Stated problem
Make an exact copy of the entries below with the pictures removed.

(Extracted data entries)
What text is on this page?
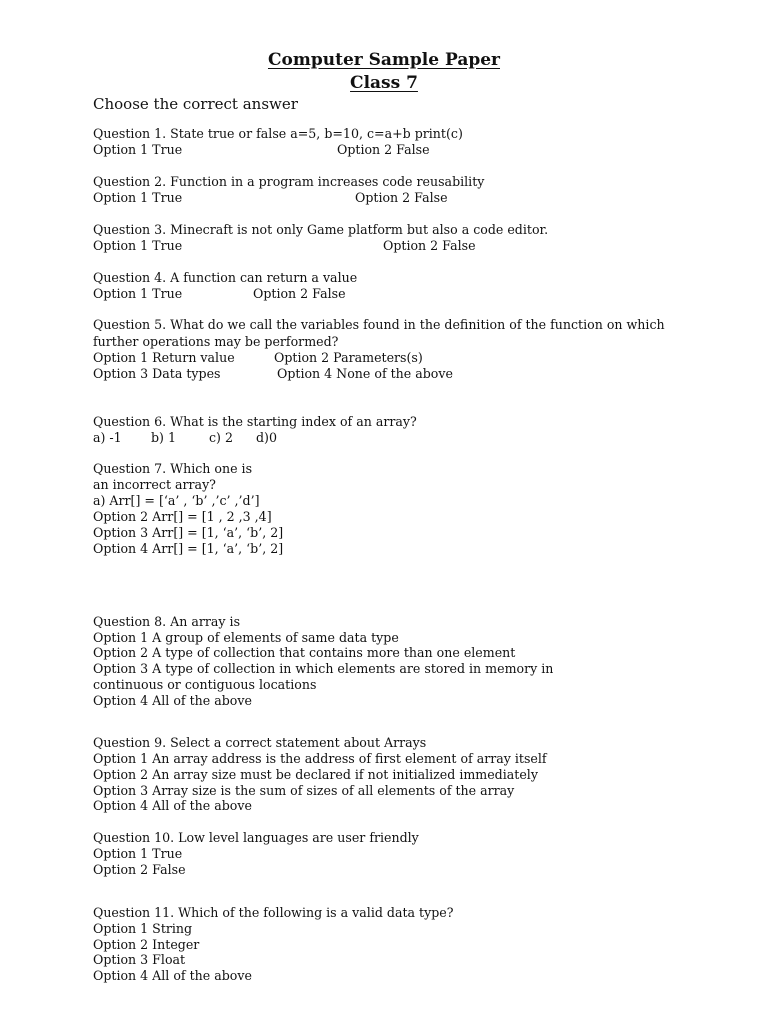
Computer Sample Paper
Class 7
Choose the correct answer
Question 1. State true or false a=5, b=10, c=a+b print(c)
Option 1 True	Option 2 False
Question 2. Function in a program increases code reusability
Option 1 True	Option 2 False
Question 3. Minecraft is not only Game platform but also a code editor.
Option 1 True	Option 2 False
Question 4. A function can return a value
Option 1 True	Option 2 False
Question 5. What do we call the variables found in the definition of the function on which
further operations may be performed?
Option 1 Return value	Option 2 Parameters(s)
Option 3 Data types	Option 4 None of the above
Question 6. What is the starting index of an array?
a) -1 b) 1	c) 2 d)0
Question 7. Which one is
an incorrect array?
a) Arr[] = [‘a’ , ‘b’ ,’c’ ,’d’]
Option 2 Arr[] = [1 , 2 ,3 ,4]
Option 3 Arr[] = [1, ‘a’, ‘b’, 2]
Option 4 Arr[] = [1, ‘a’, ‘b’, 2]
Question 8. An array is
Option 1 A group of elements of same data type
Option 2 A type of collection that contains more than one element
Option 3 A type of collection in which elements are stored in memory in
continuous or contiguous locations
Option 4 All of the above
Question 9. Select a correct statement about Arrays
Option 1 An array address is the address of first element of array itself
Option 2 An array size must be declared if not initialized immediately
Option 3 Array size is the sum of sizes of all elements of the array
Option 4 All of the above
Question 10. Low level languages are user friendly
Option 1 True
Option 2 False
Question 11. Which of the following is a valid data type?
Option 1 String
Option 2 Integer
Option 3 Float
Option 4 All of the above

Output for this exercise
What text is on this page?
Computer Sample Paper
Class 7
Choose the correct answer
Question 1. State true or false a=5, b=10, c=a+b print(c)
Option 1 True	Option 2 False
Question 2. Function in a program increases code reusability
Option 1 True	Option 2 False
Question 3. Minecraft is not only Game platform but also a code editor.
Option 1 True	Option 2 False
Question 4. A function can return a value
Option 1 True	Option 2 False
Question 5. What do we call the variables found in the definition of the function on which
further operations may be performed?
Option 1 Return value	Option 2 Parameters(s)
Option 3 Data types	Option 4 None of the above
Question 6. What is the starting index of an array?
a) -1 b) 1	c) 2 d)0
Question 7. Which one is
an incorrect array?
a) Arr[] = [‘a’ , ‘b’ ,’c’ ,’d’]
Option 2 Arr[] = [1 , 2 ,3 ,4]
Option 3 Arr[] = [1, ‘a’, ‘b’, 2]
Option 4 Arr[] = [1, ‘a’, ‘b’, 2]
Question 8. An array is
Option 1 A group of elements of same data type
Option 2 A type of collection that contains more than one element
Option 3 A type of collection in which elements are stored in memory in
continuous or contiguous locations
Option 4 All of the above
Question 9. Select a correct statement about Arrays
Option 1 An array address is the address of first element of array itself
Option 2 An array size must be declared if not initialized immediately
Option 3 Array size is the sum of sizes of all elements of the array
Option 4 All of the above
Question 10. Low level languages are user friendly
Option 1 True
Option 2 False
Question 11. Which of the following is a valid data type?
Option 1 String
Option 2 Integer
Option 3 Float
Option 4 All of the above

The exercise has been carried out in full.